Problem description:
Output every line below exactly.

Supplied data:

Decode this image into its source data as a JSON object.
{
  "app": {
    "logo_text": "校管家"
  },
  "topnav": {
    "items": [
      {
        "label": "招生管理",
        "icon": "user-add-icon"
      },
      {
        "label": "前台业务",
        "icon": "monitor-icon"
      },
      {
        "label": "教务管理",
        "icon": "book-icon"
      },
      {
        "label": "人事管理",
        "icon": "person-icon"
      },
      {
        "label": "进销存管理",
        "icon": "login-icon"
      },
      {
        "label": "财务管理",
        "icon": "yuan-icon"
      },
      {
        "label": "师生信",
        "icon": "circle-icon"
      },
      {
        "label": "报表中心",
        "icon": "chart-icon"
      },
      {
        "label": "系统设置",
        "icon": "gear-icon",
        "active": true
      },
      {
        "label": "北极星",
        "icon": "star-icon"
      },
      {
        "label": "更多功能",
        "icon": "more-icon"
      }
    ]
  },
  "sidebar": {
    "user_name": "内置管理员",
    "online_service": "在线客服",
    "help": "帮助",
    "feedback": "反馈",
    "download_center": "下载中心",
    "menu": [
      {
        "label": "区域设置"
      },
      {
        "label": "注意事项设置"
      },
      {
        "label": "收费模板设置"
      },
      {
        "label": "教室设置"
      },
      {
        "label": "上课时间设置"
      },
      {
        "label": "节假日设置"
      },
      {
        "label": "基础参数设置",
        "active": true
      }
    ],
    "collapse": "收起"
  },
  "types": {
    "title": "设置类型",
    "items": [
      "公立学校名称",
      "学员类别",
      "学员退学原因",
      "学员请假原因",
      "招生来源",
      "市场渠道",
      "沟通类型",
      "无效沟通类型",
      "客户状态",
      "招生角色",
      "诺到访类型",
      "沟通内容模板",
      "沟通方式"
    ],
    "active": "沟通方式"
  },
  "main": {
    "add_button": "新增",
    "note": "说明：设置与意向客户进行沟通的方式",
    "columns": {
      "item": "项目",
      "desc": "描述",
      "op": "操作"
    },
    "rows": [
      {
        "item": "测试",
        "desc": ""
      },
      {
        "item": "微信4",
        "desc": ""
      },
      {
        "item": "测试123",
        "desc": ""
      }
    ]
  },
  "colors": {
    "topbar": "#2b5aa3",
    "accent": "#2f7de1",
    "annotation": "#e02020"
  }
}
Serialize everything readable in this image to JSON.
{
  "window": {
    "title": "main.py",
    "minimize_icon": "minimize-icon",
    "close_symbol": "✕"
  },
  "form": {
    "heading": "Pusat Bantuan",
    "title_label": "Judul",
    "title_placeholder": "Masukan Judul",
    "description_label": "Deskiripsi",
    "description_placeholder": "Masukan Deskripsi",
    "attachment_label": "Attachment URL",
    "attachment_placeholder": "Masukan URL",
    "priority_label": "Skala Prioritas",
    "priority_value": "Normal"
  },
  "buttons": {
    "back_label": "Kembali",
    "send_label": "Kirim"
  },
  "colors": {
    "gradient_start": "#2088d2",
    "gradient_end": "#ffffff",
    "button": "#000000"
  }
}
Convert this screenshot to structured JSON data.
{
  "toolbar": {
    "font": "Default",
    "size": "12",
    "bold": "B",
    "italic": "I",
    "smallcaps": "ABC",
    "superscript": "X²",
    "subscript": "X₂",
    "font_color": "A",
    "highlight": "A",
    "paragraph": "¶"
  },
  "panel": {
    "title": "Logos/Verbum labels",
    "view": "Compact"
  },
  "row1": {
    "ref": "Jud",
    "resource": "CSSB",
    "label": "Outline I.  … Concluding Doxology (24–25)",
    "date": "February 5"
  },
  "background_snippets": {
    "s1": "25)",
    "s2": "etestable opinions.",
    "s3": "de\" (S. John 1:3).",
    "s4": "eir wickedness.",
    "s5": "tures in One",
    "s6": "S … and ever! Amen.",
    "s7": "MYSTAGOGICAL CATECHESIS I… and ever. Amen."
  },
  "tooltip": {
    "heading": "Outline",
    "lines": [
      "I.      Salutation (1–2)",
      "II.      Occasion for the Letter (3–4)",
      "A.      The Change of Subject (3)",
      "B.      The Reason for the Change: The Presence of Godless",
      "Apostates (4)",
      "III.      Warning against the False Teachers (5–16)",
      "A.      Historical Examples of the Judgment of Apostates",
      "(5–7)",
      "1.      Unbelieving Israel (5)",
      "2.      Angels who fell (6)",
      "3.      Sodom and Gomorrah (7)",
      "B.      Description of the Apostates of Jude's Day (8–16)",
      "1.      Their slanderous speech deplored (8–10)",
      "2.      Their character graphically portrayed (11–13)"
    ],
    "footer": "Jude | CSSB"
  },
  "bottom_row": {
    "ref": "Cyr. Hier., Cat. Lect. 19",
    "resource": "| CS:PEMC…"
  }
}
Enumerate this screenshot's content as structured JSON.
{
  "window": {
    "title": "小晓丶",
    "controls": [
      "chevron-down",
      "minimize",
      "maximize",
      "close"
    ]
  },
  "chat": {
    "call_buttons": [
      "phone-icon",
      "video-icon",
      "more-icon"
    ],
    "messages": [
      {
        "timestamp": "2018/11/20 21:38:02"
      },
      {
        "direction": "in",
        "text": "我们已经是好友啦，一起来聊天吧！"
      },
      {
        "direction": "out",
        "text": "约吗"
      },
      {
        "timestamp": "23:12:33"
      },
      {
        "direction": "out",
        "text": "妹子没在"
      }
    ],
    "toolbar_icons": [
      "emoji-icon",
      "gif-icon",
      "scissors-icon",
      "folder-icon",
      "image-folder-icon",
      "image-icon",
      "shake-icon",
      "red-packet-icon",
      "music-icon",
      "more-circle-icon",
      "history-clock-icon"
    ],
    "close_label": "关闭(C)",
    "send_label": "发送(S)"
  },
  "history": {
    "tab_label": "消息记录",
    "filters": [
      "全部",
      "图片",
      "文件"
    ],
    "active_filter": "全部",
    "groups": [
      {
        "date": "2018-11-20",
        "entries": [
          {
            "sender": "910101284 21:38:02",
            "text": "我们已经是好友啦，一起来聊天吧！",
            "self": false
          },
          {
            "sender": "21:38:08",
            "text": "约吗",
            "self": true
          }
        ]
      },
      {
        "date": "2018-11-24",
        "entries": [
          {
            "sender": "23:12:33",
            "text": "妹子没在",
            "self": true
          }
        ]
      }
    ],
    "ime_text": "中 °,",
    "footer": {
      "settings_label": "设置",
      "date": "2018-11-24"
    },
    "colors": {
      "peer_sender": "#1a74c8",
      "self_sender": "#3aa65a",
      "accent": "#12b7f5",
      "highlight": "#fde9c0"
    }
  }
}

Final result:
Decode this image into its source data as a JSON object.
{
  "app": {
    "logo_text": "校管家"
  },
  "topnav": {
    "items": [
      {
        "label": "招生管理",
        "icon": "user-add-icon"
      },
      {
        "label": "前台业务",
        "icon": "monitor-icon"
      },
      {
        "label": "教务管理",
        "icon": "book-icon"
      },
      {
        "label": "人事管理",
        "icon": "person-icon"
      },
      {
        "label": "进销存管理",
        "icon": "login-icon"
      },
      {
        "label": "财务管理",
        "icon": "yuan-icon"
      },
      {
        "label": "师生信",
        "icon": "circle-icon"
      },
      {
        "label": "报表中心",
        "icon": "chart-icon"
      },
      {
        "label": "系统设置",
        "icon": "gear-icon",
        "active": true
      },
      {
        "label": "北极星",
        "icon": "star-icon"
      },
      {
        "label": "更多功能",
        "icon": "more-icon"
      }
    ]
  },
  "sidebar": {
    "user_name": "内置管理员",
    "online_service": "在线客服",
    "help": "帮助",
    "feedback": "反馈",
    "download_center": "下载中心",
    "menu": [
      {
        "label": "区域设置"
      },
      {
        "label": "注意事项设置"
      },
      {
        "label": "收费模板设置"
      },
      {
        "label": "教室设置"
      },
      {
        "label": "上课时间设置"
      },
      {
        "label": "节假日设置"
      },
      {
        "label": "基础参数设置",
        "active": true
      }
    ],
    "collapse": "收起"
  },
  "types": {
    "title": "设置类型",
    "items": [
      "公立学校名称",
      "学员类别",
      "学员退学原因",
      "学员请假原因",
      "招生来源",
      "市场渠道",
      "沟通类型",
      "无效沟通类型",
      "客户状态",
      "招生角色",
      "诺到访类型",
      "沟通内容模板",
      "沟通方式"
    ],
    "active": "沟通方式"
  },
  "main": {
    "add_button": "新增",
    "note": "说明：设置与意向客户进行沟通的方式",
    "columns": {
      "item": "项目",
      "desc": "描述",
      "op": "操作"
    },
    "rows": [
      {
        "item": "测试",
        "desc": ""
      },
      {
        "item": "微信4",
        "desc": ""
      },
      {
        "item": "测试123",
        "desc": ""
      }
    ]
  },
  "colors": {
    "topbar": "#2b5aa3",
    "accent": "#2f7de1",
    "annotation": "#e02020"
  }
}
Serialize everything readable in this image to JSON.
{
  "window": {
    "title": "main.py",
    "minimize_icon": "minimize-icon",
    "close_symbol": "✕"
  },
  "form": {
    "heading": "Pusat Bantuan",
    "title_label": "Judul",
    "title_placeholder": "Masukan Judul",
    "description_label": "Deskiripsi",
    "description_placeholder": "Masukan Deskripsi",
    "attachment_label": "Attachment URL",
    "attachment_placeholder": "Masukan URL",
    "priority_label": "Skala Prioritas",
    "priority_value": "Normal"
  },
  "buttons": {
    "back_label": "Kembali",
    "send_label": "Kirim"
  },
  "colors": {
    "gradient_start": "#2088d2",
    "gradient_end": "#ffffff",
    "button": "#000000"
  }
}
Convert this screenshot to structured JSON data.
{
  "toolbar": {
    "font": "Default",
    "size": "12",
    "bold": "B",
    "italic": "I",
    "smallcaps": "ABC",
    "superscript": "X²",
    "subscript": "X₂",
    "font_color": "A",
    "highlight": "A",
    "paragraph": "¶"
  },
  "panel": {
    "title": "Logos/Verbum labels",
    "view": "Compact"
  },
  "row1": {
    "ref": "Jud",
    "resource": "CSSB",
    "label": "Outline I.  … Concluding Doxology (24–25)",
    "date": "February 5"
  },
  "background_snippets": {
    "s1": "25)",
    "s2": "etestable opinions.",
    "s3": "de\" (S. John 1:3).",
    "s4": "eir wickedness.",
    "s5": "tures in One",
    "s6": "S … and ever! Amen.",
    "s7": "MYSTAGOGICAL CATECHESIS I… and ever. Amen."
  },
  "tooltip": {
    "heading": "Outline",
    "lines": [
      "I.      Salutation (1–2)",
      "II.      Occasion for the Letter (3–4)",
      "A.      The Change of Subject (3)",
      "B.      The Reason for the Change: The Presence of Godless",
      "Apostates (4)",
      "III.      Warning against the False Teachers (5–16)",
      "A.      Historical Examples of the Judgment of Apostates",
      "(5–7)",
      "1.      Unbelieving Israel (5)",
      "2.      Angels who fell (6)",
      "3.      Sodom and Gomorrah (7)",
      "B.      Description of the Apostates of Jude's Day (8–16)",
      "1.      Their slanderous speech deplored (8–10)",
      "2.      Their character graphically portrayed (11–13)"
    ],
    "footer": "Jude | CSSB"
  },
  "bottom_row": {
    "ref": "Cyr. Hier., Cat. Lect. 19",
    "resource": "| CS:PEMC…"
  }
}
Enumerate this screenshot's content as structured JSON.
{
  "window": {
    "title": "小晓丶",
    "controls": [
      "chevron-down",
      "minimize",
      "maximize",
      "close"
    ]
  },
  "chat": {
    "call_buttons": [
      "phone-icon",
      "video-icon",
      "more-icon"
    ],
    "messages": [
      {
        "timestamp": "2018/11/20 21:38:02"
      },
      {
        "direction": "in",
        "text": "我们已经是好友啦，一起来聊天吧！"
      },
      {
        "direction": "out",
        "text": "约吗"
      },
      {
        "timestamp": "23:12:33"
      },
      {
        "direction": "out",
        "text": "妹子没在"
      }
    ],
    "toolbar_icons": [
      "emoji-icon",
      "gif-icon",
      "scissors-icon",
      "folder-icon",
      "image-folder-icon",
      "image-icon",
      "shake-icon",
      "red-packet-icon",
      "music-icon",
      "more-circle-icon",
      "history-clock-icon"
    ],
    "close_label": "关闭(C)",
    "send_label": "发送(S)"
  },
  "history": {
    "tab_label": "消息记录",
    "filters": [
      "全部",
      "图片",
      "文件"
    ],
    "active_filter": "全部",
    "groups": [
      {
        "date": "2018-11-20",
        "entries": [
          {
            "sender": "910101284 21:38:02",
            "text": "我们已经是好友啦，一起来聊天吧！",
            "self": false
          },
          {
            "sender": "21:38:08",
            "text": "约吗",
            "self": true
          }
        ]
      },
      {
        "date": "2018-11-24",
        "entries": [
          {
            "sender": "23:12:33",
            "text": "妹子没在",
            "self": true
          }
        ]
      }
    ],
    "ime_text": "中 °,",
    "footer": {
      "settings_label": "设置",
      "date": "2018-11-24"
    },
    "colors": {
      "peer_sender": "#1a74c8",
      "self_sender": "#3aa65a",
      "accent": "#12b7f5",
      "highlight": "#fde9c0"
    }
  }
}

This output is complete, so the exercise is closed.